Start of Document

Africa does not need more money, rather, it needs to use more efficiently what it has, UNAIDS reports. This was said during the World Bank Africa Development Forum 2013 conference held in Washington, DC.
“We need more money for health and more health for money in Africa,” said Makhtar Diop, Vice President of the World Bank Group, Africa Region in his opening remarks. “This landmark conference aims to jointly decide on concrete actions for countries and show partners how to further invest in health and sustainable growth in Africa,” he added.
Participants pointed out that whereas the average per capita health spending in Africa is low, it is higher than in many South Asian countries where health outcomes are considered generally better. This shows that Africa not only needs more health financing but it needs to spend what it has more effectively.
According to UNAIDS, participants in the conference said that several key characteristics of the continent’s health systems need to be urgently addressed, one of them being financing of health in the continent.
UNAIDS says that many African countries are still heavily dependent on external resources to finance their health sector. In 26 of 33 countries in sub-Saharan Africa, donor support accounts for more than half of HIV investments. Participants defined this dependency as a serious sustainability issue requiring more self-sufficiency and building of domestic capacity with self-financing as the ultimate goal.
Speaking in the conference, the Minister of Finance for Nigeria Hon. Ngozi Okonjo-Iweala said that it is not only the volume of financing that matters but how that really responds to the need of the poor.
“In a country deciding on how to best respond to those needs, political will and leadership are key,” she said. In Africa, a shift from investments that focus on inputs and processes to those that focus on results and systemic changes is already underway. Health sector reforms and efficiency improvement initiatives, results-based financing (RBF), and public-private partnerships in many countries have resulted in rapid scaling up of service coverage and improved efficiency in how resources are used for health.

End of Document
Start of Input rows

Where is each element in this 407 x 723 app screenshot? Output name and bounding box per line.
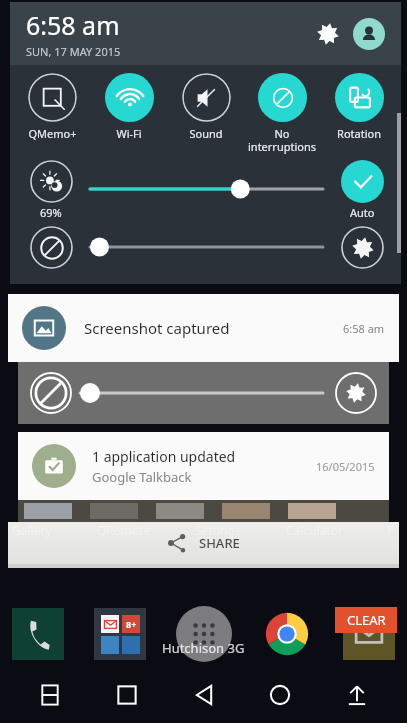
button[interactable]: User profile <box>353 18 385 50</box>
staticText: SHARE <box>199 534 240 552</box>
button[interactable]: Auto <box>333 160 391 218</box>
button[interactable]: Email <box>343 608 395 660</box>
button[interactable]: Rotation <box>323 73 395 141</box>
button[interactable]: Sound settings <box>333 224 391 270</box>
staticText: CLEAR <box>347 611 386 629</box>
staticText: Rotation <box>337 126 381 141</box>
button[interactable]: Back <box>177 668 231 722</box>
button[interactable]: Phone <box>12 608 64 660</box>
button[interactable]: Volume slider <box>90 232 323 262</box>
button[interactable]: Dual window <box>23 668 77 722</box>
button[interactable]: All apps <box>176 606 232 662</box>
staticText: Auto <box>350 205 375 218</box>
button[interactable]: Brightness slider <box>90 171 323 207</box>
button[interactable]: QMemo+ <box>16 73 88 141</box>
staticText: 6:58 am <box>26 8 120 42</box>
button[interactable]: SHARE <box>8 522 399 564</box>
button[interactable]: Chrome <box>261 608 313 660</box>
staticText: 8+ <box>126 618 137 630</box>
button[interactable]: Wi-Fi <box>93 73 165 141</box>
staticText: SUN, 17 MAY 2015 <box>26 44 121 59</box>
staticText: 1 application updated <box>92 447 236 466</box>
staticText: No interruptions <box>248 126 316 154</box>
button[interactable]: Mute <box>20 224 82 270</box>
button[interactable]: Brightness 69% <box>20 160 82 218</box>
button[interactable]: Sound <box>170 73 242 141</box>
button[interactable]: Google folder <box>94 608 146 660</box>
staticText: Screenshot captured <box>84 318 230 338</box>
button[interactable]: Volume slider <box>80 378 323 408</box>
button[interactable]: 1 application updated <box>18 432 389 500</box>
button[interactable]: Hide notification <box>330 668 384 722</box>
button[interactable]: No interruptions <box>246 73 318 154</box>
button[interactable]: Recents <box>100 668 154 722</box>
button[interactable]: CLEAR <box>335 607 397 633</box>
staticText: Hutchison 3G <box>162 639 245 657</box>
button[interactable]: Mute <box>28 370 74 416</box>
staticText: Google Talkback <box>92 468 192 486</box>
staticText: 69% <box>40 205 62 218</box>
button[interactable]: Home <box>253 668 307 722</box>
button[interactable]: Screenshot captured <box>8 294 399 362</box>
staticText: Sound <box>189 126 223 141</box>
staticText: QMemo+ <box>28 126 77 141</box>
button[interactable]: Settings <box>311 17 345 51</box>
button[interactable]: Sound settings <box>333 370 379 416</box>
staticText: 16/05/2015 <box>316 459 375 474</box>
staticText: Wi-Fi <box>116 126 142 141</box>
staticText: 6:58 am <box>343 321 385 336</box>
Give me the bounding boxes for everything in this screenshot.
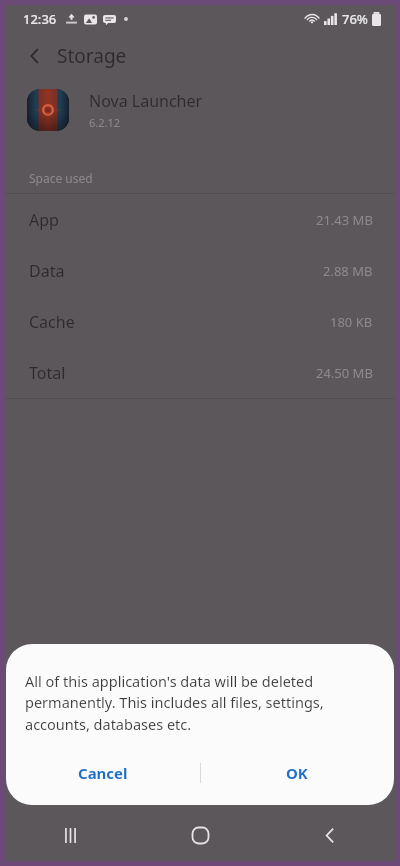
- staticText: App: [29, 209, 59, 231]
- staticText: 76%: [342, 10, 368, 28]
- button[interactable]: Data: [5, 245, 395, 296]
- staticText: Data: [29, 260, 65, 282]
- staticText: Cancel: [78, 763, 128, 783]
- button[interactable]: App: [5, 194, 395, 245]
- staticText: Cache: [29, 311, 75, 333]
- staticText: 24.50 MB: [316, 364, 373, 382]
- staticText: 12:36: [23, 10, 57, 28]
- button[interactable]: Total: [5, 347, 395, 398]
- staticText: Space used: [29, 170, 93, 186]
- button[interactable]: Recent apps: [5, 809, 135, 861]
- staticText: 2.88 MB: [323, 262, 373, 280]
- button[interactable]: Back: [15, 36, 55, 76]
- button[interactable]: Cancel: [6, 745, 200, 801]
- button[interactable]: OK: [200, 745, 394, 801]
- staticText: 6.2.12: [89, 115, 121, 130]
- staticText: Storage: [57, 43, 127, 69]
- staticText: OK: [286, 763, 308, 783]
- button[interactable]: Cache: [5, 296, 395, 347]
- staticText: 21.43 MB: [316, 211, 373, 229]
- button[interactable]: Home: [135, 809, 265, 861]
- button[interactable]: Nova Launcher: [5, 79, 395, 141]
- staticText: Nova Launcher: [89, 90, 203, 112]
- staticText: 180 KB: [330, 313, 373, 331]
- staticText: All of this application's data will be d…: [25, 671, 380, 734]
- button[interactable]: Back: [265, 809, 395, 861]
- staticText: Total: [29, 362, 66, 384]
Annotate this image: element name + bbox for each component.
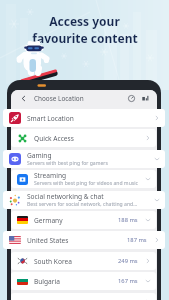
staticText: Servers with best ping for videos and mu… — [34, 180, 138, 187]
staticText: 249 ms — [118, 257, 138, 265]
button[interactable]: Social networking & chat — [3, 191, 165, 209]
staticText: Germany — [34, 216, 63, 225]
button[interactable]: Signal — [142, 95, 149, 102]
button[interactable]: South Korea — [11, 252, 156, 270]
staticText: Streaming — [34, 171, 67, 180]
staticText: Bulgaria — [34, 277, 60, 286]
button[interactable]: Quick Access — [11, 129, 156, 147]
staticText: Social networking & chat — [27, 192, 104, 201]
button[interactable]: United States — [3, 231, 165, 249]
staticText: 188 ms — [118, 216, 138, 224]
staticText: favourite content — [32, 30, 138, 46]
button[interactable]: Streaming — [11, 170, 156, 188]
button[interactable]: Gaming — [3, 150, 165, 168]
staticText: South Korea — [34, 257, 72, 266]
staticText: United States — [27, 236, 69, 245]
button[interactable]: Speed test — [128, 95, 135, 102]
staticText: 167 ms — [118, 277, 138, 285]
button[interactable]: Back — [20, 95, 27, 102]
staticText: Quick Access — [34, 134, 74, 143]
button[interactable]: Bulgaria — [11, 272, 156, 290]
staticText: Gaming — [27, 151, 52, 160]
staticText: 187 ms — [127, 236, 147, 244]
staticText: Smart Location — [27, 114, 74, 123]
staticText: Choose Location — [34, 94, 84, 103]
button[interactable]: Smart Location — [3, 109, 165, 127]
staticText: Best servers for social network, chattin… — [27, 201, 138, 208]
staticText: Access your — [49, 13, 120, 29]
staticText: Servers with best ping for gamers — [27, 160, 108, 167]
button[interactable]: Germany — [11, 211, 156, 229]
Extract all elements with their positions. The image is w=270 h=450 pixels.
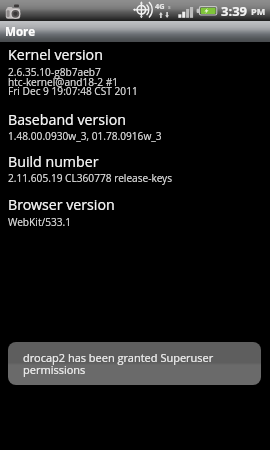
staticText: permissions [23, 362, 86, 377]
staticText: Baseband version [8, 110, 126, 129]
button[interactable]: More [0, 21, 270, 42]
staticText: drocap2 has been granted Superuser [23, 350, 214, 365]
staticText: htc-kernel@and18-2 #1 [8, 75, 119, 89]
staticText: Browser version [8, 195, 115, 214]
staticText: s [168, 3, 171, 10]
staticText: PM [251, 5, 266, 17]
staticText: 1.48.00.0930w_3, 01.78.0916w_3 [8, 129, 162, 143]
staticText: Kernel version [8, 45, 103, 64]
staticText: 3:39 [221, 2, 247, 20]
staticText: More [5, 24, 35, 40]
staticText: Fri Dec 9 19:07:48 CST 2011 [8, 84, 138, 98]
staticText: WebKit/533.1 [8, 215, 72, 229]
staticText: 2.11.605.19 CL360778 release-keys [8, 171, 173, 185]
staticText: Build number [8, 152, 99, 171]
staticText: 2.6.35.10-g8b7aeb7 [8, 65, 101, 79]
staticText: 4G [155, 1, 165, 11]
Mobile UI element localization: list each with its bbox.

End of Input rows

Exercise set:
1) Lay out the records as a Markdown table with the columns Row and Line, beginning at the line containing "staticText: Servers with best ping for videos" and running through the line containing "staticText: Servers with best ping for gamers", and skip any blank lines.
2) Pick up the article on health financing in Africa after its last sentence and keep writing.

Answers:
1)
| Row | Line |
|---|---|
| 1 | staticText: Servers with best ping for videos and mu… — [34, 180, 138, 187] |
| 2 | staticText: 249 ms — [118, 257, 138, 265] |
| 3 | button[interactable]: Social networking & chat — [3, 191, 165, 209] |
| 4 | staticText: Germany — [34, 216, 63, 225] |
| 5 | button[interactable]: Signal — [142, 95, 149, 102] |
| 6 | button[interactable]: South Korea — [11, 252, 156, 270] |
| 7 | staticText: Streaming — [34, 171, 67, 180] |
| 8 | staticText: Bulgaria — [34, 277, 60, 286] |
| 9 | button[interactable]: Quick Access — [11, 129, 156, 147] |
| 10 | staticText: Social networking & chat — [27, 192, 104, 201] |
| 11 | button[interactable]: United States — [3, 231, 165, 249] |
| 12 | staticText: 188 ms — [118, 216, 138, 224] |
| 13 | staticText: favourite content — [32, 30, 138, 46] |
| 14 | button[interactable]: Streaming — [11, 170, 156, 188] |
| 15 | button[interactable]: Gaming — [3, 150, 165, 168] |
| 16 | staticText: South Korea — [34, 257, 72, 266] |
| 17 | staticText: United States — [27, 236, 69, 245] |
| 18 | button[interactable]: Speed test — [128, 95, 135, 102] |
| 19 | staticText: 167 ms — [118, 277, 138, 285] |
| 20 | button[interactable]: Back — [20, 95, 27, 102] |
| 21 | staticText: Quick Access — [34, 134, 74, 143] |
| 22 | button[interactable]: Bulgaria — [11, 272, 156, 290] |
| 23 | staticText: Gaming — [27, 151, 52, 160] |
| 24 | staticText: 187 ms — [127, 236, 147, 244] |
| 25 | staticText: Smart Location — [27, 114, 74, 123] |
| 26 | staticText: Choose Location — [34, 94, 84, 103] |
| 27 | button[interactable]: Smart Location — [3, 109, 165, 127] |
| 28 | staticText: Best servers for social network, chattin… — [27, 201, 138, 208] |
| 29 | staticText: Access your — [49, 13, 120, 29] |
| 30 | staticText: Servers with best ping for gamers — [27, 160, 108, 167] |

2)
In Kenya, the newly elected government has promised that maternity fees will be abolished and that all citizens will be able to access government dispensaries and health centres free of charge within the first one hundred days of its leadership.
The conference comes at a time when there is a transition in the ministry of health in Kenya, which currently does not have a substantive minister at the head. The president yesterday named Mr. James Maina Macharia as the new Cabinet Secretary for Health. His name will be taken to parliament for approval before he is formally appointed by the president.
Currently, many sub-Saharan African countries have established social safety nets through which people with limited or no resources may have improved access to basic health services so that they do not have to skip necessary health care or carry costs related to accessing health.
According to Dr. Kiambo Njagi of the Division of Malaria Control of the ministry of public health, the government distributes for free 2.4 million mosquito nets yearly, targetting pregnant women and children under 5 years found in rural populations in endemic areas.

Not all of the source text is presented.